[Supplied data start]

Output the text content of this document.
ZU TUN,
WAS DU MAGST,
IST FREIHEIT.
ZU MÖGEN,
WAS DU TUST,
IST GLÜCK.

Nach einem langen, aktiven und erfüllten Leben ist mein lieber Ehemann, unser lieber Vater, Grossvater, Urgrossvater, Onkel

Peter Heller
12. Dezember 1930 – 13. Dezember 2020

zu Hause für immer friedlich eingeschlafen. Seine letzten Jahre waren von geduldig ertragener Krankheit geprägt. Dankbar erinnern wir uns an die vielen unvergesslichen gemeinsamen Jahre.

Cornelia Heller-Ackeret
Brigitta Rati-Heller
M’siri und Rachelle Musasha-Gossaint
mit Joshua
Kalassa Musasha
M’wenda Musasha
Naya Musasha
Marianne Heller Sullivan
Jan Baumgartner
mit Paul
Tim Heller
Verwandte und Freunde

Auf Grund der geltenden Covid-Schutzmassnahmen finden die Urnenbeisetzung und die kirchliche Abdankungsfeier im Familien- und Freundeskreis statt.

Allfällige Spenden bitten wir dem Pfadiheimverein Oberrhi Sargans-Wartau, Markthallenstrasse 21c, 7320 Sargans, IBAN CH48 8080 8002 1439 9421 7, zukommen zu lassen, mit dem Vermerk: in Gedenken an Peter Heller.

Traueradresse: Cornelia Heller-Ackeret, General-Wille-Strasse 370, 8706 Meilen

[Supplied data end]
[Supplied data start]

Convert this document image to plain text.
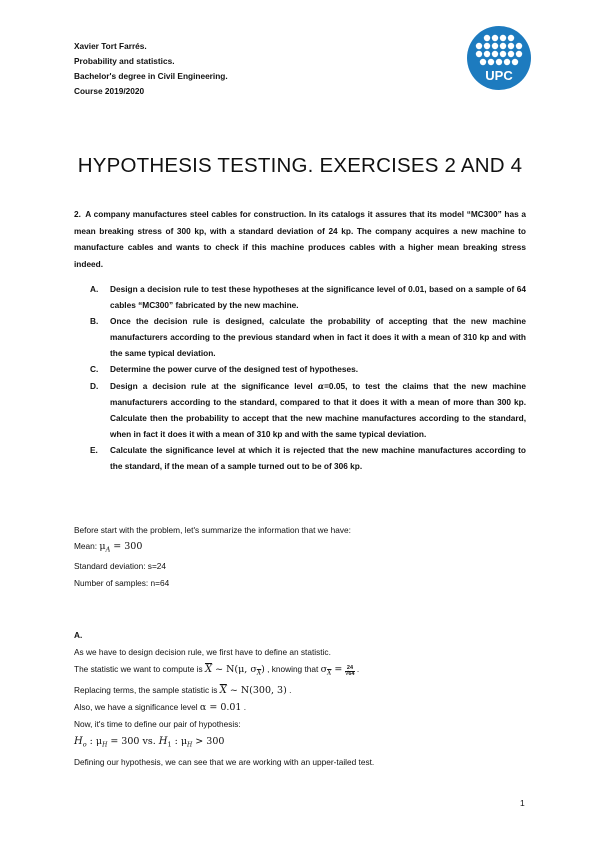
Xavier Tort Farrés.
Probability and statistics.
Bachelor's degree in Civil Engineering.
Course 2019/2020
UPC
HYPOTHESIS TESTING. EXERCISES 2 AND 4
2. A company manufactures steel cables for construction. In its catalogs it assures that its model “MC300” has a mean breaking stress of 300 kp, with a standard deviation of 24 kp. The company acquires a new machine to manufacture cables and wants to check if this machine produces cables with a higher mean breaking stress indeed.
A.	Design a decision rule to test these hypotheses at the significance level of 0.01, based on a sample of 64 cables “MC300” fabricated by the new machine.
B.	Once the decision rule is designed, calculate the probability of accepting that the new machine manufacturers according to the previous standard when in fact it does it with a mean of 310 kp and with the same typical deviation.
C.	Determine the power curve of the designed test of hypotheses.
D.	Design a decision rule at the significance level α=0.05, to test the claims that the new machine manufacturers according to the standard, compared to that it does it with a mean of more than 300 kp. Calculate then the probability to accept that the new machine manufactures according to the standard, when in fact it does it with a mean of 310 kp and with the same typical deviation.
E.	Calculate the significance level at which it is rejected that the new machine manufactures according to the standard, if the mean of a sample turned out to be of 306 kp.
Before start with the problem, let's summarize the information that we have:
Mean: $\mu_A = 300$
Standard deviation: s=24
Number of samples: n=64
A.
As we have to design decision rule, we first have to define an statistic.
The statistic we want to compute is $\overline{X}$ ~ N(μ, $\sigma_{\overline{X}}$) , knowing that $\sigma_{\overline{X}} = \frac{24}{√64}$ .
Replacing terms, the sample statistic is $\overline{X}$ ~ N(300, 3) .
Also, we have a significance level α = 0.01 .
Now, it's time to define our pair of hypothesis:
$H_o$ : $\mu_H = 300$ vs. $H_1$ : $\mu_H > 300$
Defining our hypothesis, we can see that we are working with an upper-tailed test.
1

[Supplied data end]
[Supplied data start]

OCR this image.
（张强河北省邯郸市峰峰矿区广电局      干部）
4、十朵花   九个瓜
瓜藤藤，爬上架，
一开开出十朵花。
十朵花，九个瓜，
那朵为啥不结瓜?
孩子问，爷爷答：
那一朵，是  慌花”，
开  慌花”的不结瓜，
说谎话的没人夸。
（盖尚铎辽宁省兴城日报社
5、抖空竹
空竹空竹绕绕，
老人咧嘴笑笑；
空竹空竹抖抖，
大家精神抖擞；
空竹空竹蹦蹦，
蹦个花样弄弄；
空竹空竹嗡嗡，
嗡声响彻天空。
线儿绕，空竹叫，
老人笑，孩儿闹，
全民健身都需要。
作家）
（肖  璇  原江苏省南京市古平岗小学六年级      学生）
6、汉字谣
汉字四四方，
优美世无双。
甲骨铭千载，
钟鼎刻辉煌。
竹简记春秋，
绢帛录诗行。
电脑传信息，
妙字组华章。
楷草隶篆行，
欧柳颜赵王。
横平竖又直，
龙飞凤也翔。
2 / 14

[Supplied data end]

- _Problem description_
List the lines of the entries that include "typical".

- _Output of the exercise_
B.	Once the decision rule is designed, calculate the probability of accepting that the new machine manufacturers according to the previous standard when in fact it does it with a mean of 310 kp and with the same typical deviation.
D.	Design a decision rule at the significance level α=0.05, to test the claims that the new machine manufacturers according to the standard, compared to that it does it with a mean of more than 300 kp. Calculate then the probability to accept that the new machine manufactures according to the standard, when in fact it does it with a mean of 310 kp and with the same typical deviation.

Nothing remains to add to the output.